◆ **Written exercise**:
Copy each line below without leaving any out.

Dataset rows:
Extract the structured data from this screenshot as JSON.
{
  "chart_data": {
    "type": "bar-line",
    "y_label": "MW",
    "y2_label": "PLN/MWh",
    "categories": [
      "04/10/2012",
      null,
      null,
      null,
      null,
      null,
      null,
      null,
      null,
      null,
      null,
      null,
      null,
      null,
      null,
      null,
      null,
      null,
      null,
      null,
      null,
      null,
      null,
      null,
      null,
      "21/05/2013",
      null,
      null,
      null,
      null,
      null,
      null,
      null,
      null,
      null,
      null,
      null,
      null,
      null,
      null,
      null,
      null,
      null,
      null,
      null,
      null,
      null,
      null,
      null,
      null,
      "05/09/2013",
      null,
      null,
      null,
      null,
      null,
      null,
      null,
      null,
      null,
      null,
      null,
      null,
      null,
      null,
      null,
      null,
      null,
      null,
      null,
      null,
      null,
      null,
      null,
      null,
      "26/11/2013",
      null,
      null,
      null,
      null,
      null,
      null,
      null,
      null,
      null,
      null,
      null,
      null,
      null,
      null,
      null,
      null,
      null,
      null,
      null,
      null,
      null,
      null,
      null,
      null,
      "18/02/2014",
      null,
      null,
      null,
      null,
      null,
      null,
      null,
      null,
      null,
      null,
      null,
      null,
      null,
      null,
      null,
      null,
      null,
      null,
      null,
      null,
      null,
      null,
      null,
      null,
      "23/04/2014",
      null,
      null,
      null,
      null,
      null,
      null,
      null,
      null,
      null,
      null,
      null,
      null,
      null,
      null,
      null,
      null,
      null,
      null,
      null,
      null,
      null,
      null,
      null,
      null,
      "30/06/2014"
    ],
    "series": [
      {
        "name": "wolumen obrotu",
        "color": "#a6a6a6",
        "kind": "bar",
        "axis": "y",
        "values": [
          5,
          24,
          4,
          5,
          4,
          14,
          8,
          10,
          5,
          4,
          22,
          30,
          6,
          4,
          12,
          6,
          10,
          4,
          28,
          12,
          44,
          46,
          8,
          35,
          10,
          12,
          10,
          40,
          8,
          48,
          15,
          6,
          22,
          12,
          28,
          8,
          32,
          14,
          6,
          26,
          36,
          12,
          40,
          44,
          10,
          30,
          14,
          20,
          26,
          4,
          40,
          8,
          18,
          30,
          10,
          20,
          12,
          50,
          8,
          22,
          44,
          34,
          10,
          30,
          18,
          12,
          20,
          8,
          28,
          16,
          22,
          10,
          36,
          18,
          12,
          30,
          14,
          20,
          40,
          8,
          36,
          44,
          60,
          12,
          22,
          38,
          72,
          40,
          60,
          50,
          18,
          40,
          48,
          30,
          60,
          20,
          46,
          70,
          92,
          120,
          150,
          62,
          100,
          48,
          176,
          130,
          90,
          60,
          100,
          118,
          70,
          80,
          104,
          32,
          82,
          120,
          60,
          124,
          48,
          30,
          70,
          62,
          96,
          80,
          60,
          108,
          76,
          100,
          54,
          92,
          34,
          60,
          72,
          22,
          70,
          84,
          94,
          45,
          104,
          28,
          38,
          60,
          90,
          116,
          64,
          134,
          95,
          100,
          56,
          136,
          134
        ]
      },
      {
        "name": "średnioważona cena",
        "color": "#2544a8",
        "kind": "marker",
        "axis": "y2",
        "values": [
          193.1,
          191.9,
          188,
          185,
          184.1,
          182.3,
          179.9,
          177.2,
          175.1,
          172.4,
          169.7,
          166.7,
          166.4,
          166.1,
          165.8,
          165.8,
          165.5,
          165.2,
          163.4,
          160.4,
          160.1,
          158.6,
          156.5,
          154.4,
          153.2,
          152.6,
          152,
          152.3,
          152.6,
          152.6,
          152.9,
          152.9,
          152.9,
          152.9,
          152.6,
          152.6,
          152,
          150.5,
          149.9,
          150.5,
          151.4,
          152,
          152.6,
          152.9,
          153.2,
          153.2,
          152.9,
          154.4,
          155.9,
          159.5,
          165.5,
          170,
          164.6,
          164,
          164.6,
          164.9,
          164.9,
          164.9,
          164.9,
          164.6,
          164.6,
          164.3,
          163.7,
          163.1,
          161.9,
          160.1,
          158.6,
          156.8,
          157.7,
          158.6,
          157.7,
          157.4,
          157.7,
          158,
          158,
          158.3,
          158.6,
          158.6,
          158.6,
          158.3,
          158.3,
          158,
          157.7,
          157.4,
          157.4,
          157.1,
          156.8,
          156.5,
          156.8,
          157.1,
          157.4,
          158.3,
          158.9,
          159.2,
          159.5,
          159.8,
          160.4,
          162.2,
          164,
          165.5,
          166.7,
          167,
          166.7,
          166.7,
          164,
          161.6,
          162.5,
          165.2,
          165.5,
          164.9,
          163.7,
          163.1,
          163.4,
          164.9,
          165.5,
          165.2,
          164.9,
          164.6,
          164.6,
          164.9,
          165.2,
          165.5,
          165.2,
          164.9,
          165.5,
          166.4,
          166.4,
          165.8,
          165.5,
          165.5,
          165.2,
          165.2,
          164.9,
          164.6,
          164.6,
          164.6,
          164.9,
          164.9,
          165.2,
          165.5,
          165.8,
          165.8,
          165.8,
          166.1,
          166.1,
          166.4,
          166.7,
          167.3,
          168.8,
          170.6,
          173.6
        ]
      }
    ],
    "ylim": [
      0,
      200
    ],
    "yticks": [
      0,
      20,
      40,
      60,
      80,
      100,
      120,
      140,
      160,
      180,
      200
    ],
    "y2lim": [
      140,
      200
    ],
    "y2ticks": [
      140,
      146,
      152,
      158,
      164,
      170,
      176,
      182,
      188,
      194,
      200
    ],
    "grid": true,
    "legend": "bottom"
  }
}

◆ **Final result**:
Extract the structured data from this screenshot as JSON.
{
  "chart_data": {
    "type": "bar-line",
    "y_label": "MW",
    "y2_label": "PLN/MWh",
    "categories": [
      "04/10/2012",
      null,
      null,
      null,
      null,
      null,
      null,
      null,
      null,
      null,
      null,
      null,
      null,
      null,
      null,
      null,
      null,
      null,
      null,
      null,
      null,
      null,
      null,
      null,
      null,
      "21/05/2013",
      null,
      null,
      null,
      null,
      null,
      null,
      null,
      null,
      null,
      null,
      null,
      null,
      null,
      null,
      null,
      null,
      null,
      null,
      null,
      null,
      null,
      null,
      null,
      null,
      "05/09/2013",
      null,
      null,
      null,
      null,
      null,
      null,
      null,
      null,
      null,
      null,
      null,
      null,
      null,
      null,
      null,
      null,
      null,
      null,
      null,
      null,
      null,
      null,
      null,
      null,
      "26/11/2013",
      null,
      null,
      null,
      null,
      null,
      null,
      null,
      null,
      null,
      null,
      null,
      null,
      null,
      null,
      null,
      null,
      null,
      null,
      null,
      null,
      null,
      null,
      null,
      null,
      "18/02/2014",
      null,
      null,
      null,
      null,
      null,
      null,
      null,
      null,
      null,
      null,
      null,
      null,
      null,
      null,
      null,
      null,
      null,
      null,
      null,
      null,
      null,
      null,
      null,
      null,
      "23/04/2014",
      null,
      null,
      null,
      null,
      null,
      null,
      null,
      null,
      null,
      null,
      null,
      null,
      null,
      null,
      null,
      null,
      null,
      null,
      null,
      null,
      null,
      null,
      null,
      null,
      "30/06/2014"
    ],
    "series": [
      {
        "name": "wolumen obrotu",
        "color": "#a6a6a6",
        "kind": "bar",
        "axis": "y",
        "values": [
          5,
          24,
          4,
          5,
          4,
          14,
          8,
          10,
          5,
          4,
          22,
          30,
          6,
          4,
          12,
          6,
          10,
          4,
          28,
          12,
          44,
          46,
          8,
          35,
          10,
          12,
          10,
          40,
          8,
          48,
          15,
          6,
          22,
          12,
          28,
          8,
          32,
          14,
          6,
          26,
          36,
          12,
          40,
          44,
          10,
          30,
          14,
          20,
          26,
          4,
          40,
          8,
          18,
          30,
          10,
          20,
          12,
          50,
          8,
          22,
          44,
          34,
          10,
          30,
          18,
          12,
          20,
          8,
          28,
          16,
          22,
          10,
          36,
          18,
          12,
          30,
          14,
          20,
          40,
          8,
          36,
          44,
          60,
          12,
          22,
          38,
          72,
          40,
          60,
          50,
          18,
          40,
          48,
          30,
          60,
          20,
          46,
          70,
          92,
          120,
          150,
          62,
          100,
          48,
          176,
          130,
          90,
          60,
          100,
          118,
          70,
          80,
          104,
          32,
          82,
          120,
          60,
          124,
          48,
          30,
          70,
          62,
          96,
          80,
          60,
          108,
          76,
          100,
          54,
          92,
          34,
          60,
          72,
          22,
          70,
          84,
          94,
          45,
          104,
          28,
          38,
          60,
          90,
          116,
          64,
          134,
          95,
          100,
          56,
          136,
          134
        ]
      },
      {
        "name": "średnioważona cena",
        "color": "#2544a8",
        "kind": "marker",
        "axis": "y2",
        "values": [
          193.1,
          191.9,
          188,
          185,
          184.1,
          182.3,
          179.9,
          177.2,
          175.1,
          172.4,
          169.7,
          166.7,
          166.4,
          166.1,
          165.8,
          165.8,
          165.5,
          165.2,
          163.4,
          160.4,
          160.1,
          158.6,
          156.5,
          154.4,
          153.2,
          152.6,
          152,
          152.3,
          152.6,
          152.6,
          152.9,
          152.9,
          152.9,
          152.9,
          152.6,
          152.6,
          152,
          150.5,
          149.9,
          150.5,
          151.4,
          152,
          152.6,
          152.9,
          153.2,
          153.2,
          152.9,
          154.4,
          155.9,
          159.5,
          165.5,
          170,
          164.6,
          164,
          164.6,
          164.9,
          164.9,
          164.9,
          164.9,
          164.6,
          164.6,
          164.3,
          163.7,
          163.1,
          161.9,
          160.1,
          158.6,
          156.8,
          157.7,
          158.6,
          157.7,
          157.4,
          157.7,
          158,
          158,
          158.3,
          158.6,
          158.6,
          158.6,
          158.3,
          158.3,
          158,
          157.7,
          157.4,
          157.4,
          157.1,
          156.8,
          156.5,
          156.8,
          157.1,
          157.4,
          158.3,
          158.9,
          159.2,
          159.5,
          159.8,
          160.4,
          162.2,
          164,
          165.5,
          166.7,
          167,
          166.7,
          166.7,
          164,
          161.6,
          162.5,
          165.2,
          165.5,
          164.9,
          163.7,
          163.1,
          163.4,
          164.9,
          165.5,
          165.2,
          164.9,
          164.6,
          164.6,
          164.9,
          165.2,
          165.5,
          165.2,
          164.9,
          165.5,
          166.4,
          166.4,
          165.8,
          165.5,
          165.5,
          165.2,
          165.2,
          164.9,
          164.6,
          164.6,
          164.6,
          164.9,
          164.9,
          165.2,
          165.5,
          165.8,
          165.8,
          165.8,
          166.1,
          166.1,
          166.4,
          166.7,
          167.3,
          168.8,
          170.6,
          173.6
        ]
      }
    ],
    "ylim": [
      0,
      200
    ],
    "yticks": [
      0,
      20,
      40,
      60,
      80,
      100,
      120,
      140,
      160,
      180,
      200
    ],
    "y2lim": [
      140,
      200
    ],
    "y2ticks": [
      140,
      146,
      152,
      158,
      164,
      170,
      176,
      182,
      188,
      194,
      200
    ],
    "grid": true,
    "legend": "bottom"
  }
}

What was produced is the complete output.